▼

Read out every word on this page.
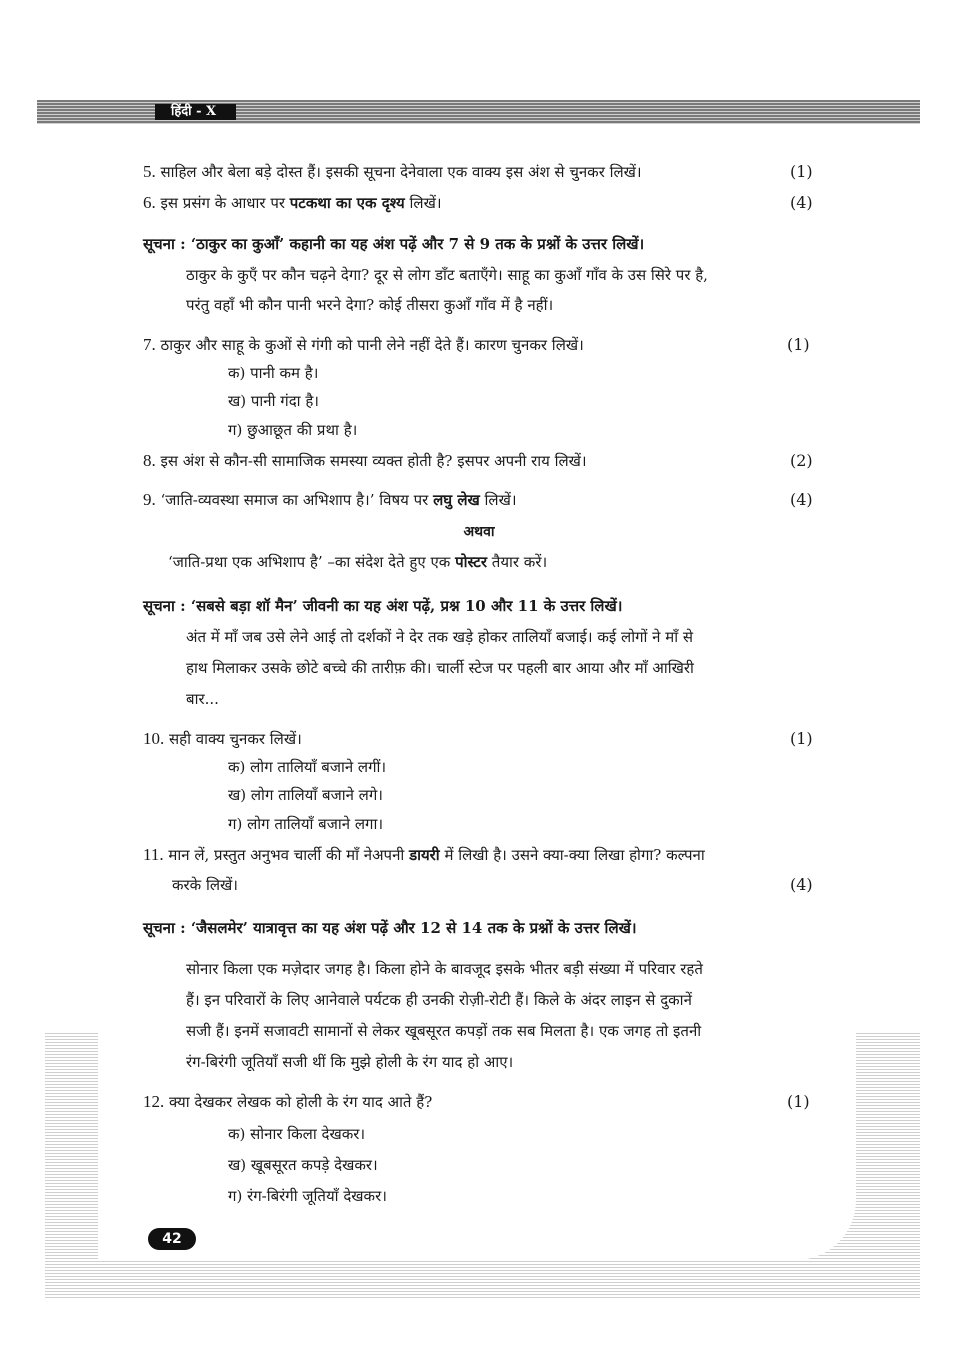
हिंदी - X
42
5. साहिल और बेला बड़े दोस्त हैं। इसकी सूचना देनेवाला एक वाक्य इस अंश से चुनकर लिखें।	(1)
6. इस प्रसंग के आधार पर पटकथा का एक दृश्य लिखें।	(4)
सूचना : ‘ठाकुर का कुआँ’ कहानी का यह अंश पढ़ें और 7 से 9 तक के प्रश्नों के उत्तर लिखें।
ठाकुर के कुएँ पर कौन चढ़ने देगा? दूर से लोग डाँट बताएँगे। साहू का कुआँ गाँव के उस सिरे पर है,
परंतु वहाँ भी कौन पानी भरने देगा? कोई तीसरा कुआँ गाँव में है नहीं।
7. ठाकुर और साहू के कुओं से गंगी को पानी लेने नहीं देते हैं। कारण चुनकर लिखें।	(1)
क) पानी कम है।
ख) पानी गंदा है।
ग) छुआछूत की प्रथा है।
8. इस अंश से कौन-सी सामाजिक समस्या व्यक्त होती है? इसपर अपनी राय लिखें।	(2)
9. ‘जाति-व्यवस्था समाज का अभिशाप है।’ विषय पर लघु लेख लिखें।	(4)
अथवा
‘जाति-प्रथा एक अभिशाप है’ –का संदेश देते हुए एक पोस्टर तैयार करें।
सूचना : ‘सबसे बड़ा शॉ मैन’ जीवनी का यह अंश पढ़ें, प्रश्न 10 और 11 के उत्तर लिखें।
अंत में माँ जब उसे लेने आई तो दर्शकों ने देर तक खड़े होकर तालियाँ बजाई। कई लोगों ने माँ से
हाथ मिलाकर उसके छोटे बच्चे की तारीफ़ की। चार्ली स्टेज पर पहली बार आया और माँ आखिरी
बार...
10. सही वाक्य चुनकर लिखें।	(1)
क) लोग तालियाँ बजाने लगीं।
ख) लोग तालियाँ बजाने लगे।
ग) लोग तालियाँ बजाने लगा।
11. मान लें, प्रस्तुत अनुभव चार्ली की माँ नेअपनी डायरी में लिखी है। उसने क्या-क्या लिखा होगा? कल्पना
करके लिखें।	(4)
सूचना : ‘जैसलमेर’ यात्रावृत्त का यह अंश पढ़ें और 12 से 14 तक के प्रश्नों के उत्तर लिखें।
सोनार किला एक मज़ेदार जगह है। किला होने के बावजूद इसके भीतर बड़ी संख्या में परिवार रहते
हैं। इन परिवारों के लिए आनेवाले पर्यटक ही उनकी रोज़ी-रोटी हैं। किले के अंदर लाइन से दुकानें
सजी हैं। इनमें सजावटी सामानों से लेकर खूबसूरत कपड़ों तक सब मिलता है। एक जगह तो इतनी
रंग-बिरंगी जूतियाँ सजी थीं कि मुझे होली के रंग याद हो आए।
12. क्या देखकर लेखक को होली के रंग याद आते हैं?	(1)
क) सोनार किला देखकर।
ख) खूबसूरत कपड़े देखकर।
ग) रंग-बिरंगी जूतियाँ देखकर।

▲

Omit each picture, then return all of the listing exactly as it stands.

Read out every word on this page.
हिंदी - X
42
5. साहिल और बेला बड़े दोस्त हैं। इसकी सूचना देनेवाला एक वाक्य इस अंश से चुनकर लिखें।	(1)
6. इस प्रसंग के आधार पर पटकथा का एक दृश्य लिखें।	(4)
सूचना : ‘ठाकुर का कुआँ’ कहानी का यह अंश पढ़ें और 7 से 9 तक के प्रश्नों के उत्तर लिखें।
ठाकुर के कुएँ पर कौन चढ़ने देगा? दूर से लोग डाँट बताएँगे। साहू का कुआँ गाँव के उस सिरे पर है,
परंतु वहाँ भी कौन पानी भरने देगा? कोई तीसरा कुआँ गाँव में है नहीं।
7. ठाकुर और साहू के कुओं से गंगी को पानी लेने नहीं देते हैं। कारण चुनकर लिखें।	(1)
क) पानी कम है।
ख) पानी गंदा है।
ग) छुआछूत की प्रथा है।
8. इस अंश से कौन-सी सामाजिक समस्या व्यक्त होती है? इसपर अपनी राय लिखें।	(2)
9. ‘जाति-व्यवस्था समाज का अभिशाप है।’ विषय पर लघु लेख लिखें।	(4)
अथवा
‘जाति-प्रथा एक अभिशाप है’ –का संदेश देते हुए एक पोस्टर तैयार करें।
सूचना : ‘सबसे बड़ा शॉ मैन’ जीवनी का यह अंश पढ़ें, प्रश्न 10 और 11 के उत्तर लिखें।
अंत में माँ जब उसे लेने आई तो दर्शकों ने देर तक खड़े होकर तालियाँ बजाई। कई लोगों ने माँ से
हाथ मिलाकर उसके छोटे बच्चे की तारीफ़ की। चार्ली स्टेज पर पहली बार आया और माँ आखिरी
बार...
10. सही वाक्य चुनकर लिखें।	(1)
क) लोग तालियाँ बजाने लगीं।
ख) लोग तालियाँ बजाने लगे।
ग) लोग तालियाँ बजाने लगा।
11. मान लें, प्रस्तुत अनुभव चार्ली की माँ नेअपनी डायरी में लिखी है। उसने क्या-क्या लिखा होगा? कल्पना
करके लिखें।	(4)
सूचना : ‘जैसलमेर’ यात्रावृत्त का यह अंश पढ़ें और 12 से 14 तक के प्रश्नों के उत्तर लिखें।
सोनार किला एक मज़ेदार जगह है। किला होने के बावजूद इसके भीतर बड़ी संख्या में परिवार रहते
हैं। इन परिवारों के लिए आनेवाले पर्यटक ही उनकी रोज़ी-रोटी हैं। किले के अंदर लाइन से दुकानें
सजी हैं। इनमें सजावटी सामानों से लेकर खूबसूरत कपड़ों तक सब मिलता है। एक जगह तो इतनी
रंग-बिरंगी जूतियाँ सजी थीं कि मुझे होली के रंग याद हो आए।
12. क्या देखकर लेखक को होली के रंग याद आते हैं?	(1)
क) सोनार किला देखकर।
ख) खूबसूरत कपड़े देखकर।
ग) रंग-बिरंगी जूतियाँ देखकर।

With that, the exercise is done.